→ PROBLEM TO SOLVE
In the material below, find each line holding the string "name" and copy it.

→ INPUT DATA

———

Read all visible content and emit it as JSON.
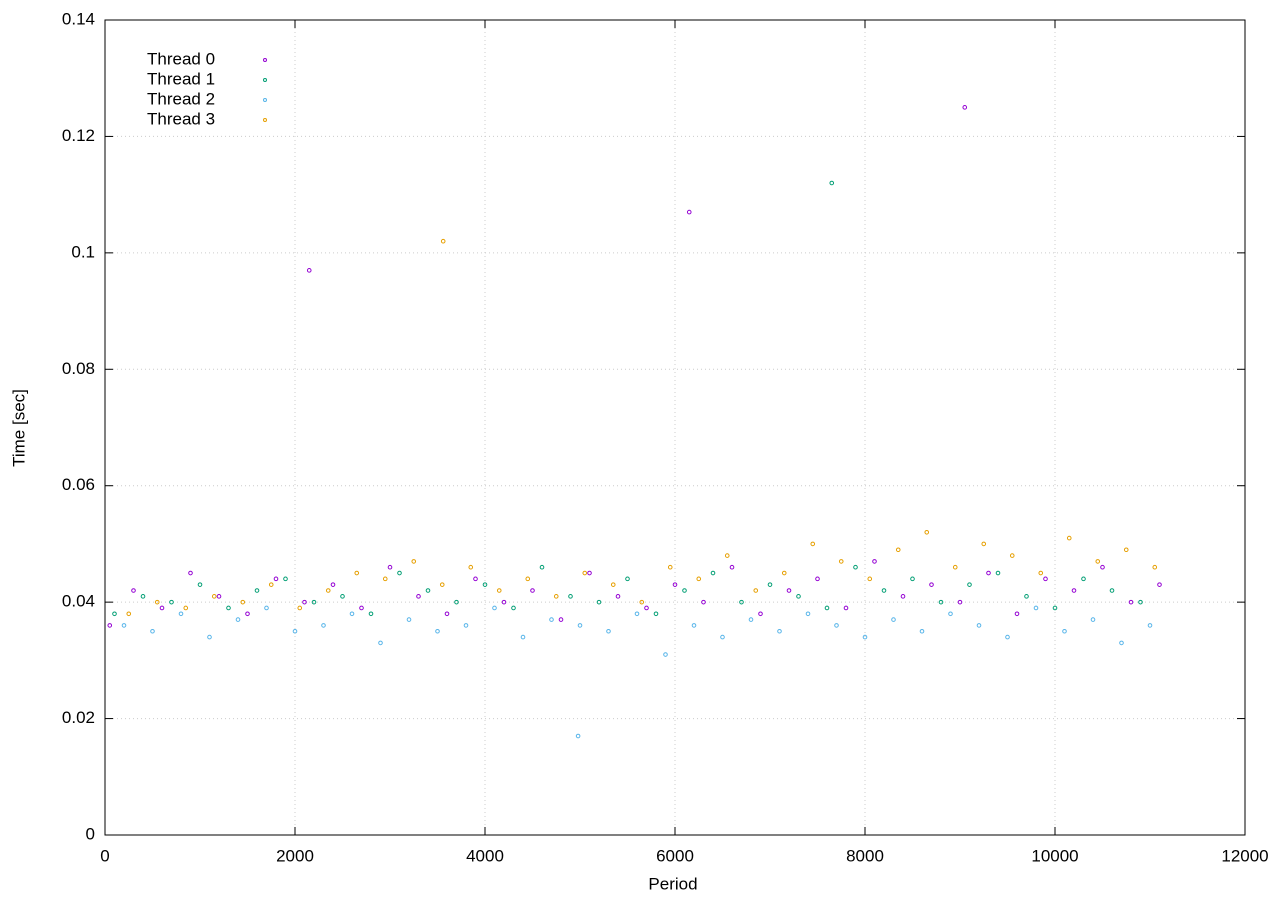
{
  "chart_data": {
    "type": "scatter",
    "xlabel": "Period",
    "ylabel": "Time [sec]",
    "xlim": [
      0,
      12000
    ],
    "ylim": [
      0,
      0.14
    ],
    "xticks": [
      0,
      2000,
      4000,
      6000,
      8000,
      10000,
      12000
    ],
    "yticks": [
      0,
      0.02,
      0.04,
      0.06,
      0.08,
      0.1,
      0.12,
      0.14
    ],
    "grid": true,
    "legend": "top-left",
    "series": [
      {
        "name": "Thread 0",
        "color": "#9400d3",
        "x": [
          50,
          300,
          600,
          900,
          1200,
          1500,
          1800,
          2100,
          2150,
          2400,
          2700,
          3000,
          3300,
          3600,
          3900,
          4200,
          4500,
          4800,
          5100,
          5400,
          5700,
          6000,
          6150,
          6300,
          6600,
          6900,
          7200,
          7500,
          7800,
          8100,
          8400,
          8700,
          9000,
          9050,
          9300,
          9600,
          9900,
          10200,
          10500,
          10800,
          11100
        ],
        "values": [
          0.036,
          0.042,
          0.039,
          0.045,
          0.041,
          0.038,
          0.044,
          0.04,
          0.097,
          0.043,
          0.039,
          0.046,
          0.041,
          0.038,
          0.044,
          0.04,
          0.042,
          0.037,
          0.045,
          0.041,
          0.039,
          0.043,
          0.107,
          0.04,
          0.046,
          0.038,
          0.042,
          0.044,
          0.039,
          0.047,
          0.041,
          0.043,
          0.04,
          0.125,
          0.045,
          0.038,
          0.044,
          0.042,
          0.046,
          0.04,
          0.043
        ]
      },
      {
        "name": "Thread 1",
        "color": "#009e73",
        "x": [
          100,
          400,
          700,
          1000,
          1300,
          1600,
          1900,
          2200,
          2500,
          2800,
          3100,
          3400,
          3700,
          4000,
          4300,
          4600,
          4900,
          5200,
          5500,
          5800,
          6100,
          6400,
          6700,
          7000,
          7300,
          7600,
          7900,
          8200,
          8500,
          8800,
          9100,
          9400,
          9700,
          10000,
          10300,
          10600,
          10900,
          7650
        ],
        "values": [
          0.038,
          0.041,
          0.04,
          0.043,
          0.039,
          0.042,
          0.044,
          0.04,
          0.041,
          0.038,
          0.045,
          0.042,
          0.04,
          0.043,
          0.039,
          0.046,
          0.041,
          0.04,
          0.044,
          0.038,
          0.042,
          0.045,
          0.04,
          0.043,
          0.041,
          0.039,
          0.046,
          0.042,
          0.044,
          0.04,
          0.043,
          0.045,
          0.041,
          0.039,
          0.044,
          0.042,
          0.04,
          0.112
        ]
      },
      {
        "name": "Thread 2",
        "color": "#56b4e9",
        "x": [
          200,
          500,
          800,
          1100,
          1400,
          1700,
          2000,
          2300,
          2600,
          2900,
          3200,
          3500,
          3800,
          4100,
          4400,
          4700,
          5000,
          5300,
          5600,
          5900,
          6200,
          6500,
          6800,
          7100,
          7400,
          7700,
          8000,
          8300,
          8600,
          8900,
          9200,
          9500,
          9800,
          10100,
          10400,
          10700,
          11000,
          4980
        ],
        "values": [
          0.036,
          0.035,
          0.038,
          0.034,
          0.037,
          0.039,
          0.035,
          0.036,
          0.038,
          0.033,
          0.037,
          0.035,
          0.036,
          0.039,
          0.034,
          0.037,
          0.036,
          0.035,
          0.038,
          0.031,
          0.036,
          0.034,
          0.037,
          0.035,
          0.038,
          0.036,
          0.034,
          0.037,
          0.035,
          0.038,
          0.036,
          0.034,
          0.039,
          0.035,
          0.037,
          0.033,
          0.036,
          0.017
        ]
      },
      {
        "name": "Thread 3",
        "color": "#e69f00",
        "x": [
          250,
          550,
          850,
          1150,
          1450,
          1750,
          2050,
          2350,
          2650,
          2950,
          3250,
          3550,
          3850,
          4150,
          4450,
          4750,
          5050,
          5350,
          5650,
          5950,
          6250,
          6550,
          6850,
          7150,
          7450,
          7750,
          8050,
          8350,
          8650,
          8950,
          9250,
          9550,
          9850,
          10150,
          10450,
          10750,
          11050,
          3560
        ],
        "values": [
          0.038,
          0.04,
          0.039,
          0.041,
          0.04,
          0.043,
          0.039,
          0.042,
          0.045,
          0.044,
          0.047,
          0.043,
          0.046,
          0.042,
          0.044,
          0.041,
          0.045,
          0.043,
          0.04,
          0.046,
          0.044,
          0.048,
          0.042,
          0.045,
          0.05,
          0.047,
          0.044,
          0.049,
          0.052,
          0.046,
          0.05,
          0.048,
          0.045,
          0.051,
          0.047,
          0.049,
          0.046,
          0.102
        ]
      }
    ]
  }
}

———

→ TASK RESULT
        "name": "Thread 0",
        "name": "Thread 1",
        "name": "Thread 2",
        "name": "Thread 3",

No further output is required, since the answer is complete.